Input:
__________________________________________________

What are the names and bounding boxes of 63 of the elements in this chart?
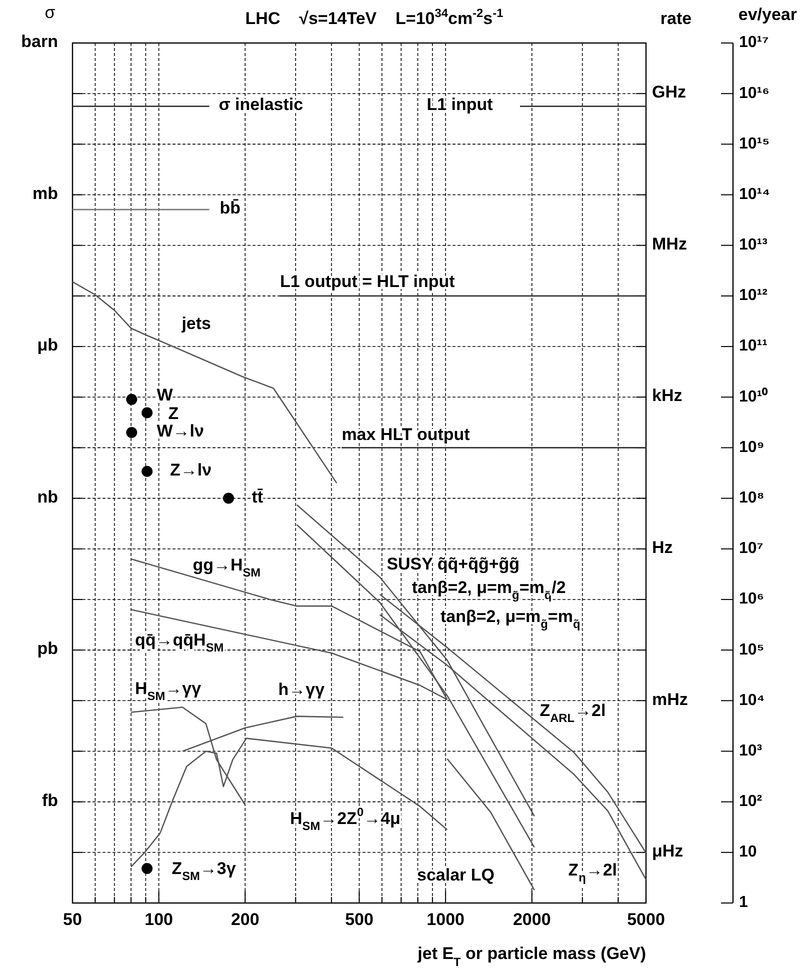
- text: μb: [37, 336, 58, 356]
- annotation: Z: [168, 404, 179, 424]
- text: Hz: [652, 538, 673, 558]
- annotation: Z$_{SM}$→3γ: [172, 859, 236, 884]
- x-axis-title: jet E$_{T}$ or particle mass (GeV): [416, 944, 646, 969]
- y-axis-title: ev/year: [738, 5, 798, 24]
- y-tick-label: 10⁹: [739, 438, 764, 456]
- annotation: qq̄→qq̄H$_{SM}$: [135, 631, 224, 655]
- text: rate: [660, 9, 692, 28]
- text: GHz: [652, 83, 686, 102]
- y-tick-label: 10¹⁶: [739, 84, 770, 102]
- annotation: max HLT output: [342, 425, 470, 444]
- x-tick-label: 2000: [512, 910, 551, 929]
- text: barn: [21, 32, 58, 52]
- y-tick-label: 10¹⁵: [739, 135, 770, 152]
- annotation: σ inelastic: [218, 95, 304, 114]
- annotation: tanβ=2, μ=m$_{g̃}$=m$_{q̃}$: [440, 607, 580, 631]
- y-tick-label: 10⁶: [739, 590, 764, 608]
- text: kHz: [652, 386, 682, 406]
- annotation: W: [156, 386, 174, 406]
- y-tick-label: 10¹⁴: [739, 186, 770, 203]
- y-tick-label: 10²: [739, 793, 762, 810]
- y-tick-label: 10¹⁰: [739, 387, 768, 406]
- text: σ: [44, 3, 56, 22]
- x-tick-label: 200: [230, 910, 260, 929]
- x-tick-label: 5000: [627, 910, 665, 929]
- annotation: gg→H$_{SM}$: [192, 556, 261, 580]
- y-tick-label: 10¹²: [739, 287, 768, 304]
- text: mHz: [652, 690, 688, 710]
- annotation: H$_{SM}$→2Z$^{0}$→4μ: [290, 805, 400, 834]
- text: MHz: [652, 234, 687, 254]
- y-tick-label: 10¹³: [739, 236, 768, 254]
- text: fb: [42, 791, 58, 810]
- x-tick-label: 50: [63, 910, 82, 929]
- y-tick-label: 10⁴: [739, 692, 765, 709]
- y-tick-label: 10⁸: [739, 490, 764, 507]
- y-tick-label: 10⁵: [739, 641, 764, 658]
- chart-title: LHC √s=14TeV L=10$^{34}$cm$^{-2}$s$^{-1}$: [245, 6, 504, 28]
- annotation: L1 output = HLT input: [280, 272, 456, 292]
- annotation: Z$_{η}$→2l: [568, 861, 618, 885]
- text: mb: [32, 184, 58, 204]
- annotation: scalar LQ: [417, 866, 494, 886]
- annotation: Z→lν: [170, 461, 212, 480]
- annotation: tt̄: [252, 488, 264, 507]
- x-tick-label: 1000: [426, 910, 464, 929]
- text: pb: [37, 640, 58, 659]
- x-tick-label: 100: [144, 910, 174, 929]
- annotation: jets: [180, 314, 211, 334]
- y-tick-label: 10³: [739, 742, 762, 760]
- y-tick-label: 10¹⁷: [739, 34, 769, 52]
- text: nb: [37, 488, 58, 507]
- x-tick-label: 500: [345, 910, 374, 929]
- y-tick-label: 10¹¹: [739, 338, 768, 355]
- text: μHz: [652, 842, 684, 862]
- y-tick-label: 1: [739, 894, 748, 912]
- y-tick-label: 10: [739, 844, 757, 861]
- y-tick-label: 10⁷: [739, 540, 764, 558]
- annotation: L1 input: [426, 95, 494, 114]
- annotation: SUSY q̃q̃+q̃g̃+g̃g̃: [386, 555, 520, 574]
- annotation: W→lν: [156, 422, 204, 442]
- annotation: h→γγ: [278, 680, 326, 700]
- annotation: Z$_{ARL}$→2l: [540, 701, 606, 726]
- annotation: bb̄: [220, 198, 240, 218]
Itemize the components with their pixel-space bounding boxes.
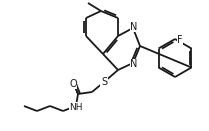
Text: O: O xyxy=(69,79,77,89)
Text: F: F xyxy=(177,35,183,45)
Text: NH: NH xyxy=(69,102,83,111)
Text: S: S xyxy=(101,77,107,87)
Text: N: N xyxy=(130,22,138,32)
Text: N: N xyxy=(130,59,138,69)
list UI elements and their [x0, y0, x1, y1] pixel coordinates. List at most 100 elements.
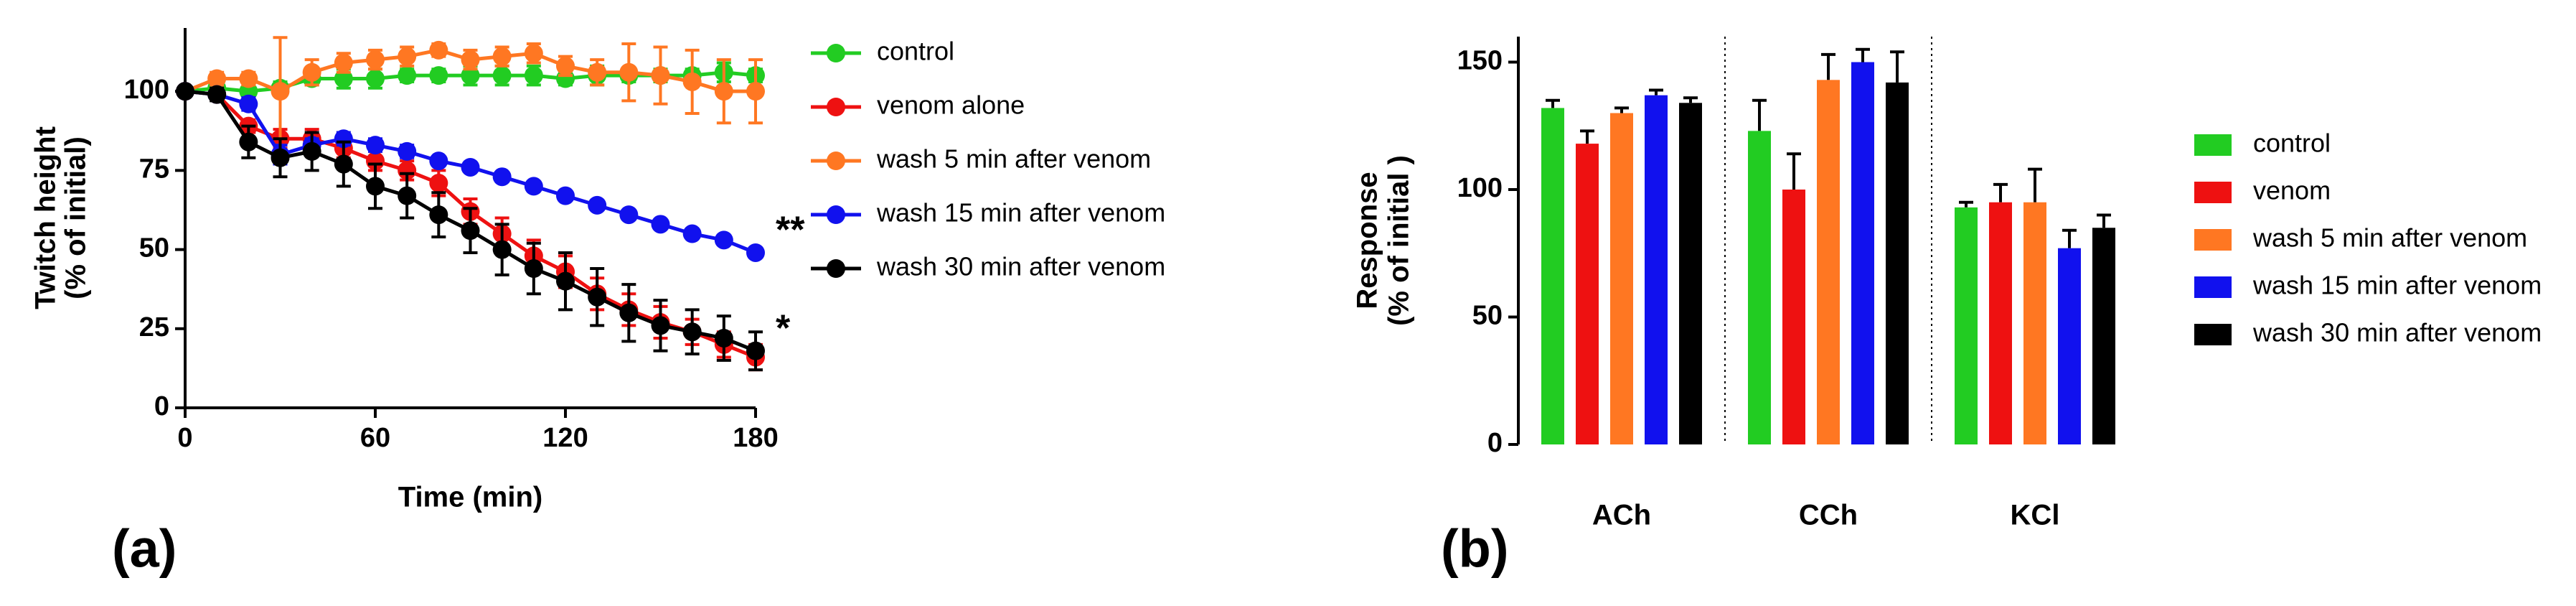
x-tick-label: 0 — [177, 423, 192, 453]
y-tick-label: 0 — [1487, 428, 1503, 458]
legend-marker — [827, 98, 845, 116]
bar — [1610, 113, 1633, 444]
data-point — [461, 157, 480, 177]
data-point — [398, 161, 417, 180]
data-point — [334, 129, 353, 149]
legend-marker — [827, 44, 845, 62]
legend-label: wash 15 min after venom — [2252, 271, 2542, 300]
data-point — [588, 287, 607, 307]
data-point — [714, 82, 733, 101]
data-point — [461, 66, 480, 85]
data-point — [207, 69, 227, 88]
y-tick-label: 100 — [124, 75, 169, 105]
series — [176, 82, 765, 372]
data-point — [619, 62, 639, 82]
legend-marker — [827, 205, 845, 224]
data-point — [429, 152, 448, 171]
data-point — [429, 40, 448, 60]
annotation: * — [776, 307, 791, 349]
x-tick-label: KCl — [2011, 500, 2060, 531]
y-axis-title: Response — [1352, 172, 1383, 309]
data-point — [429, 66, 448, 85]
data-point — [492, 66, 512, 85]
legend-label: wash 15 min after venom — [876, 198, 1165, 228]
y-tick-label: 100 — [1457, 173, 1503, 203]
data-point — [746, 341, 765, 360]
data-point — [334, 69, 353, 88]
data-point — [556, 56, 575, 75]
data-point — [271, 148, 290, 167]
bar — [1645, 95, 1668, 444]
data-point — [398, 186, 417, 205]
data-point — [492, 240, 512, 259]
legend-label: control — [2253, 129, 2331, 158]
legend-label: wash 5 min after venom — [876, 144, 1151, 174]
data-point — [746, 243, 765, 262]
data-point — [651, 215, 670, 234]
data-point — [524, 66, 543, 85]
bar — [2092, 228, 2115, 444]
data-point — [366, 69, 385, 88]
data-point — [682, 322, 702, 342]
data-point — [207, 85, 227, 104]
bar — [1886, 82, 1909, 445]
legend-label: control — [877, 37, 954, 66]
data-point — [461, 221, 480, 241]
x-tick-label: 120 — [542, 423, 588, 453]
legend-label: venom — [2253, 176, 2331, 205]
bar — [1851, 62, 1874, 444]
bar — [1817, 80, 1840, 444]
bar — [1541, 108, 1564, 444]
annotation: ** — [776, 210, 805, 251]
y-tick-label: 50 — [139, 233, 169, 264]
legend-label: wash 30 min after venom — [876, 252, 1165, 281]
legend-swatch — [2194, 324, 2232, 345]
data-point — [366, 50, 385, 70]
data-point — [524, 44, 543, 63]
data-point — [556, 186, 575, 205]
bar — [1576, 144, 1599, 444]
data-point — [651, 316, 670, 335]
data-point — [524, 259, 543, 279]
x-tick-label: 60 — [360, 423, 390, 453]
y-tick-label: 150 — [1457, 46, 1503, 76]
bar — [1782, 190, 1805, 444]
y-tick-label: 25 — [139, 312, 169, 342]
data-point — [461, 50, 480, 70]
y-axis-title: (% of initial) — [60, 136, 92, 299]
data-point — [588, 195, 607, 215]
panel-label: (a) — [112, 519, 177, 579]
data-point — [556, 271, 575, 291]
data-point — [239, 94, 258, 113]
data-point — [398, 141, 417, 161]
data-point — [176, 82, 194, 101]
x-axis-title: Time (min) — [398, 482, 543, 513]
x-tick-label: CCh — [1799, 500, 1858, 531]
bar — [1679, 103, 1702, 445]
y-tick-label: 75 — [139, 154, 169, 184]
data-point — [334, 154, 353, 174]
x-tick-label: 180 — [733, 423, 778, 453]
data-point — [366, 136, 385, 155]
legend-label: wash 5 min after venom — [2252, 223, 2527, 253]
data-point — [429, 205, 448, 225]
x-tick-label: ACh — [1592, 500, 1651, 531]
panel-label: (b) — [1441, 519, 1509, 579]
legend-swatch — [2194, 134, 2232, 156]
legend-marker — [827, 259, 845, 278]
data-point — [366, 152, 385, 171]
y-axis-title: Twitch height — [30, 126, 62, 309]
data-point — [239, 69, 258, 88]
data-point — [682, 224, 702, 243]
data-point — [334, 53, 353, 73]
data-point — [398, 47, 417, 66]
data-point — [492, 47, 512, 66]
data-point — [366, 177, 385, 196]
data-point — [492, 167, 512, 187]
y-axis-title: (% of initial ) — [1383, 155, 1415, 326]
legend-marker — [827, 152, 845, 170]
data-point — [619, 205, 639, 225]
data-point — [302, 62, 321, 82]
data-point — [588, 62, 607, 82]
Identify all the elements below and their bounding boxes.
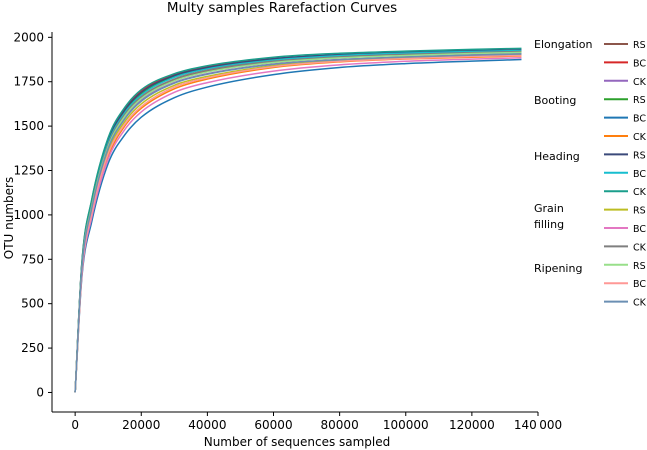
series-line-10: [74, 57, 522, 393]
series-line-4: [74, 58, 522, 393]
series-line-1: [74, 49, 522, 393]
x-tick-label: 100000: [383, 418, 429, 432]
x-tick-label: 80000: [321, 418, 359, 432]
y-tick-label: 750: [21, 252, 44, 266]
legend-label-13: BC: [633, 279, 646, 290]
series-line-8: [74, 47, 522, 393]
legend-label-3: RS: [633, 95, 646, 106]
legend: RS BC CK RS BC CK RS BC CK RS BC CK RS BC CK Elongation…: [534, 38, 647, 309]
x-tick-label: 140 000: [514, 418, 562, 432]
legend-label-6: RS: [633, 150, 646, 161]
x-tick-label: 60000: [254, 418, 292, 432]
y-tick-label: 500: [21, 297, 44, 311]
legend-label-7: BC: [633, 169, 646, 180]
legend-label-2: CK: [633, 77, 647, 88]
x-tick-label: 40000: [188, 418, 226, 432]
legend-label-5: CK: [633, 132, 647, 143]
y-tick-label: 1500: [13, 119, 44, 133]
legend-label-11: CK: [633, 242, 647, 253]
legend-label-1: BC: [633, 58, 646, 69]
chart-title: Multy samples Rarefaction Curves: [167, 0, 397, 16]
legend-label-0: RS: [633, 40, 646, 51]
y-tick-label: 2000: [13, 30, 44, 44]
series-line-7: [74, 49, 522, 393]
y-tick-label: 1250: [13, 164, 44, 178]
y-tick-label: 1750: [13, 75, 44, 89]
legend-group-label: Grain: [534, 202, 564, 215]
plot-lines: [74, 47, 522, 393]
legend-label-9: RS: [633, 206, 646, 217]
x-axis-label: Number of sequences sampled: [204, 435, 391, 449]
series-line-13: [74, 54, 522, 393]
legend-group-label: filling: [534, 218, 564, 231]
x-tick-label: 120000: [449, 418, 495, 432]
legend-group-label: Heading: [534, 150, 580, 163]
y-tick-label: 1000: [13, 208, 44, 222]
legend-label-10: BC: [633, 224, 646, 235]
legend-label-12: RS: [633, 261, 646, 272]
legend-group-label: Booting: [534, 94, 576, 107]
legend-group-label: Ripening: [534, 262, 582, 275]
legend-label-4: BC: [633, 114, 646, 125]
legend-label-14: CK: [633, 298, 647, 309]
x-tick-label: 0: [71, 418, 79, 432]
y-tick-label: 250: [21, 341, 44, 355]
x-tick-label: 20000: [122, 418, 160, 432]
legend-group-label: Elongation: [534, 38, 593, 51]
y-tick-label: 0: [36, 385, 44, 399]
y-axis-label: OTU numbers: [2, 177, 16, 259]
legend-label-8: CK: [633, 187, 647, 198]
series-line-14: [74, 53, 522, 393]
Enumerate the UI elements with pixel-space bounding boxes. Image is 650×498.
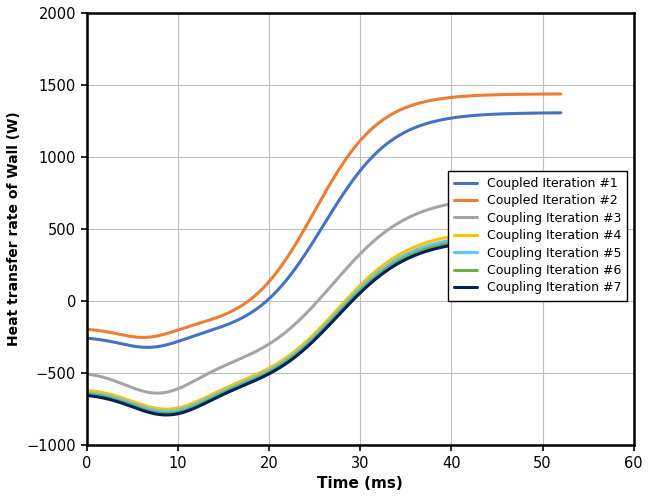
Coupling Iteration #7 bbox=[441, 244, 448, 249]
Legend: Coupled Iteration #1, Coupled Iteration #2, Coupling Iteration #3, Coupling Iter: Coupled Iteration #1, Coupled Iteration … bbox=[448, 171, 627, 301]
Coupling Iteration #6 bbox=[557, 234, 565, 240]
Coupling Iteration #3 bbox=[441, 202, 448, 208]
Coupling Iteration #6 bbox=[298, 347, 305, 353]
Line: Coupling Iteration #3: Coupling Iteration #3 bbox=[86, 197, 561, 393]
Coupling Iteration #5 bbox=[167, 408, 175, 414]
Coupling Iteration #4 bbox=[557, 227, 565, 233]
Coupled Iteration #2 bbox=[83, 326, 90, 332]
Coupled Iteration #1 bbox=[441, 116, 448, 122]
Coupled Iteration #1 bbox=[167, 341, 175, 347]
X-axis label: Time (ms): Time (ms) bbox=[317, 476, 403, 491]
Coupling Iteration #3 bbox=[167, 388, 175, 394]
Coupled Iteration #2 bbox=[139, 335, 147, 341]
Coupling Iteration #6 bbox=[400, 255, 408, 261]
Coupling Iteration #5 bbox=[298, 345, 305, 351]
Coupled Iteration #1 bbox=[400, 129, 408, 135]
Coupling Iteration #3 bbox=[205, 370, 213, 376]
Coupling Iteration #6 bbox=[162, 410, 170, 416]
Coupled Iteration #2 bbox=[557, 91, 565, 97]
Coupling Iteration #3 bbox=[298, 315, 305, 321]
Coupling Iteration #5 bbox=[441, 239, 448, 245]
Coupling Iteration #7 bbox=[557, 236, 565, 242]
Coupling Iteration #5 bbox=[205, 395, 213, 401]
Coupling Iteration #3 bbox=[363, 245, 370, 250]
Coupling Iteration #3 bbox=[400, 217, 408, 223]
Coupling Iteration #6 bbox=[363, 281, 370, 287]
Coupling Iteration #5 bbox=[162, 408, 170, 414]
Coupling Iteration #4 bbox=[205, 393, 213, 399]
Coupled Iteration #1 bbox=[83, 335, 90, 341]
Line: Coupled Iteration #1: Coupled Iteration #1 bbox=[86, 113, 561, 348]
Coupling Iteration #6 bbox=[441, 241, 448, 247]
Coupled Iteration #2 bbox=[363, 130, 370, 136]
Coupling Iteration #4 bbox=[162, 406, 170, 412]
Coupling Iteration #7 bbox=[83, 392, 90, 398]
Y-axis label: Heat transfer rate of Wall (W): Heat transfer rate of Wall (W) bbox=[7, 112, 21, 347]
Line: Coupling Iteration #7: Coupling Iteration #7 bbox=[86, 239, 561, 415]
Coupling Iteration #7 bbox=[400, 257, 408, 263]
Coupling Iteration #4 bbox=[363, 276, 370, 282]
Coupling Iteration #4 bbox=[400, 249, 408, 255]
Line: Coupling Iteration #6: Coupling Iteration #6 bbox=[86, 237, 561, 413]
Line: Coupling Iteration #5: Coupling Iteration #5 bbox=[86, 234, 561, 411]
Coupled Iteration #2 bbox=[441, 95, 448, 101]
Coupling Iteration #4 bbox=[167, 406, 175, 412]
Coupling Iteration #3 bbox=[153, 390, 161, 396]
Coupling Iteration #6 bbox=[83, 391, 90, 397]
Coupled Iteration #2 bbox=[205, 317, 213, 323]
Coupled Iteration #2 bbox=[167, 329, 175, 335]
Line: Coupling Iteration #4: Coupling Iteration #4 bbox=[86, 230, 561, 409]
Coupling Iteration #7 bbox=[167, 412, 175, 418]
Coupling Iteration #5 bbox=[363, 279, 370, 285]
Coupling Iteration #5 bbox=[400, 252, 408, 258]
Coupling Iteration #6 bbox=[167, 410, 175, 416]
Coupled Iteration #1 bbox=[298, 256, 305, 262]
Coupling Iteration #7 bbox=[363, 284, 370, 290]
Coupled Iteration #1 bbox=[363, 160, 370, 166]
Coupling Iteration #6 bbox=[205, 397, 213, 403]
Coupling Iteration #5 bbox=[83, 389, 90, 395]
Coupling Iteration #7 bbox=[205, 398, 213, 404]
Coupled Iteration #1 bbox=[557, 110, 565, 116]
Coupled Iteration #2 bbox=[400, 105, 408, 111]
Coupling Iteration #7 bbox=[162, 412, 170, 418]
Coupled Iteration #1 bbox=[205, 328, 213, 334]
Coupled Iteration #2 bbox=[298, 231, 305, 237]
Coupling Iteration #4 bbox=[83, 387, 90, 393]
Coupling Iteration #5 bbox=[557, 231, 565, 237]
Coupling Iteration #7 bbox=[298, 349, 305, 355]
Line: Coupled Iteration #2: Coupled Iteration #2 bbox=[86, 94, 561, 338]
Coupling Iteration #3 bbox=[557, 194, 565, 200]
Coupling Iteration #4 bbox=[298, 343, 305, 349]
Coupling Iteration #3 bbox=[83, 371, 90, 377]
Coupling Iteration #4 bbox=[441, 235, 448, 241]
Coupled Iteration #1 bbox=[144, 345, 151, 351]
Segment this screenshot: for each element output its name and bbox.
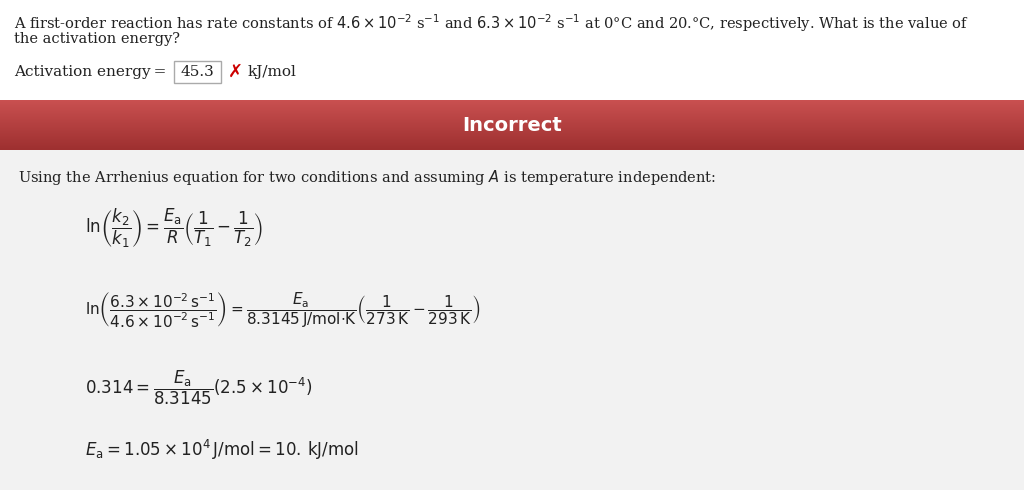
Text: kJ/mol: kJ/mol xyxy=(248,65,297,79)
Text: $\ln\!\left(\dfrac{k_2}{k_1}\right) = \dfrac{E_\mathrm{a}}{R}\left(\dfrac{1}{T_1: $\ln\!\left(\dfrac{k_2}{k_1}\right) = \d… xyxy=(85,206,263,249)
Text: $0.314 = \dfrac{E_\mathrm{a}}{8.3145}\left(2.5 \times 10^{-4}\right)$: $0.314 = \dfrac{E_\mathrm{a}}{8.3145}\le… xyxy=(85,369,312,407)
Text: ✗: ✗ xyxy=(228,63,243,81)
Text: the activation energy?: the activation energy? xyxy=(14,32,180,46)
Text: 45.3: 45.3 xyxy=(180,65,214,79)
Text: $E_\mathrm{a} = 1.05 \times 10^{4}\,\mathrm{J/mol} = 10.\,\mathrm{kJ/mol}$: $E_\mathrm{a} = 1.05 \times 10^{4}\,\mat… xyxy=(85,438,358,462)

__________________________________________________

Exercise prompt: Can you reproduce word for word everything above, from the line containing "Text: O: O xyxy=(69,79,77,89)" down to the line containing "list UI elements", including both of those lines?

Complete response:
Text: O: O xyxy=(69,79,77,89)
Text: F: F xyxy=(177,35,183,45)
Text: NH: NH xyxy=(69,102,83,111)
Text: S: S xyxy=(101,77,107,87)
Text: N: N xyxy=(130,22,138,32)
Text: N: N xyxy=(130,59,138,69)
list UI elements and their [x0, y0, x1, y1] pixel coordinates. List at most 100 elements.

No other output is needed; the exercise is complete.